WHAT THIS EXERCISE ASKS:
[a] Quote the passage on Hainan's service trade between "Second, Hainan Island" and "this very agenda.", inclusive.
[b] According to the passage on Hainan's service trade, what share of China's global trade does its service trade represent?
[c] Summarize the passage on Hainan's service trade in two sentences.

EXTRACT:
* Start *
Second, Hainan Island should vigorously develop service trade. As emphasized in the 20th National Congress report, the integrated development of service trade and goods trade is crucial for China to become a world trading power. Currently, global service trade accounts for about 25% of total trade volume, with Europe and the US reaching 30% to 40%. In contrast, China’s service trade represents only about 13% of its global trade, amounting to $1 trillion, which is insufficient compared to over $6 trillion in goods trade, indicating significant room for growth. This is why the central government holds an annual service trade fair in Beijing—to promote this very agenda.
It is essential to understand that the core purpose of China’s 22 pilot free trade zones is to promote service trade development. Treating a free trade zone merely as a development zone or a simple bonded area would be a gross underutilization of the policy—akin to “using suit fabric to make a shirt”. Therefore, the core of a free port lies in service trade, which must be vigorously developed. Hainan’s foundation in goods and industry is relatively weak, making goods trade a secondary aspect. However, if Hainan elevates its service trade, what would that encompass? It includes various logistics related to manufacturing supply chains, global logistics, R&D, supply chain finance, various market access inspection and certification bodies, green and low-carbon services, digital services, wholesale, retail, sales, after-sales services, as well as education, healthcare, and other human resource management services for industries, plus professional consulting from accounting and law firms. In summary, once the ten major sectors of producer services cross borders, they constitute high value-added service trade. Currently, a large portion of China’s $1 trillion service trade consists of labor-intensive services like tourism and receiving foreign guests. We still lack truly high-value-added, talent-intensive cross-border service trade composed of producer services. Hainan should strive to excel in this area and learn from Hong Kong. When Hong Kong describes itself as an international financial and trade center, it specifically adds a “service center,” which refers to the producer services within service trade that serve manufacturing and the real economy. The development of such services domestically is still insufficient. The Fourth Plenary Session proposed strengthening the development of producer services and modern services during the “15th Five-Year Plan” period. Hainan must advance in this area, as producer services encompass 10 major categories, 35 medium categories, and 171 sub-categories, and can draw lessons from the Hong Kong model.
* End *
DATA ENTRIES:
* Start *
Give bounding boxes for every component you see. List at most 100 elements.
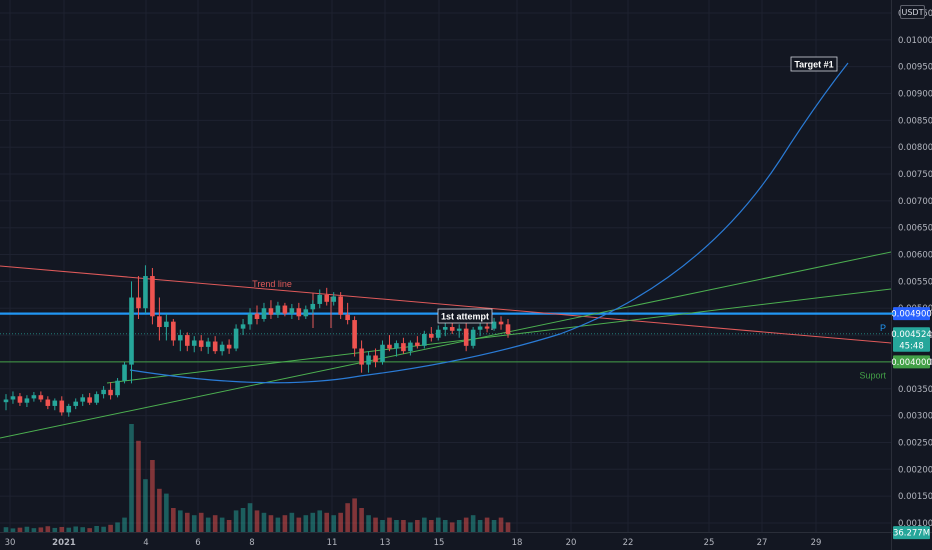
candle-body (254, 313, 260, 319)
time-tick-label: 20 (566, 538, 577, 548)
candle-body (373, 355, 378, 362)
volume-bar (442, 520, 448, 532)
candle-body (477, 326, 483, 330)
price-tag-label: 0.004524 (891, 330, 932, 340)
candle-body (3, 399, 9, 403)
candle-body (415, 342, 420, 346)
volume-bar (498, 517, 504, 532)
volume-bar (394, 520, 399, 532)
volume-bar (289, 512, 295, 532)
support-label: Suport (859, 371, 886, 381)
volume-bar (247, 503, 253, 532)
volume-bars (3, 424, 511, 532)
candle-body (449, 327, 455, 331)
candle-body (150, 276, 155, 317)
candle-body (10, 396, 16, 400)
volume-bar (157, 488, 162, 532)
candle-body (359, 348, 364, 365)
currency-selector[interactable]: USDT (900, 5, 925, 19)
candle-body (73, 401, 79, 406)
volume-bar (373, 517, 378, 532)
candle-body (408, 342, 413, 352)
volume-bar (505, 522, 511, 532)
candle-body (324, 294, 330, 302)
candle-body (470, 329, 476, 346)
volume-bar (338, 512, 343, 532)
volume-bar (94, 526, 99, 532)
volume-bar (178, 510, 183, 532)
time-tick-label: 15 (434, 538, 445, 548)
candle-body (108, 389, 113, 396)
volume-bar (59, 526, 65, 532)
candle-body (331, 296, 336, 302)
candle-body (171, 321, 176, 341)
candle-body (184, 335, 190, 346)
volume-bar (352, 498, 357, 532)
volume-bar (408, 522, 413, 532)
volume-bar (38, 527, 44, 532)
channel-lower-line (0, 251, 892, 439)
candle-body (310, 303, 316, 310)
volume-bar (359, 508, 364, 532)
time-tick-label: 8 (249, 538, 254, 548)
volume-bar (205, 517, 211, 532)
volume-bar (331, 515, 336, 532)
p-marker-label: P (880, 323, 886, 333)
volume-bar (282, 515, 288, 532)
candle-body (345, 314, 350, 321)
volume-bar (73, 526, 79, 532)
volume-bar (477, 520, 483, 532)
target-box (790, 56, 838, 72)
time-tick-label: 30 (5, 538, 16, 548)
price-tag: 45:48 (893, 338, 930, 352)
candle-body (289, 308, 295, 314)
volume-bar (268, 515, 274, 532)
candle-body (52, 400, 58, 406)
drawing-lines (0, 62, 892, 439)
time-tick-label: 4 (143, 538, 148, 548)
candle-body (317, 294, 323, 304)
volume-bar (129, 424, 134, 532)
volume-bar (415, 520, 420, 532)
candle-body (191, 340, 197, 346)
volume-bar (150, 460, 155, 532)
volume-bar (491, 520, 497, 532)
volume-bar (317, 510, 323, 532)
volume-bar (310, 512, 316, 532)
candle-body (352, 320, 357, 349)
volume-bar (143, 479, 148, 532)
volume-bar (422, 517, 427, 532)
candle-body (261, 308, 267, 319)
candle-body (240, 324, 246, 329)
volume-bar (31, 528, 37, 532)
volume-bar (108, 524, 113, 532)
volume-bar (275, 517, 281, 532)
first-attempt-box (437, 308, 493, 324)
time-tick-label: 22 (623, 538, 634, 548)
volume-bar (463, 517, 469, 532)
candle-body (24, 398, 30, 403)
volume-bar (345, 503, 350, 532)
channel-upper-line (106, 288, 892, 384)
candle-body (394, 343, 399, 349)
candle-body (59, 400, 65, 413)
candle-body (366, 355, 371, 365)
volume-bar (324, 512, 330, 532)
volume-bar (456, 520, 462, 532)
time-tick-label: 13 (380, 538, 391, 548)
candle-body (338, 296, 343, 315)
volume-bar (52, 527, 58, 532)
candle-body (484, 326, 490, 329)
candlesticks (3, 265, 511, 417)
candle-body (282, 305, 288, 314)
* End *
EXPECTED RESPONSES:
[a]
Second, Hainan Island should vigorously develop service trade. As emphasized in the 20th National Congress report, the integrated development of service trade and goods trade is crucial for China to become a world trading power. Currently, global service trade accounts for about 25% of total trade volume, with Europe and the US reaching 30% to 40%. In contrast, China’s service trade represents only about 13% of its global trade, amounting to $1 trillion, which is insufficient compared to over $6 trillion in goods trade, indicating significant room for growth. This is why the central government holds an annual service trade fair in Beijing—to promote this very agenda.

[b] About 13%, amounting to $1 trillion.

[c] Hainan should vigorously develop service trade, since China's service trade is only about 13% of its global trade and has significant room for growth, and the core of a free port lies in service trade. Hainan should excel in high value-added cross-border producer services rather than labor-intensive services like tourism, learning from Hong Kong's model.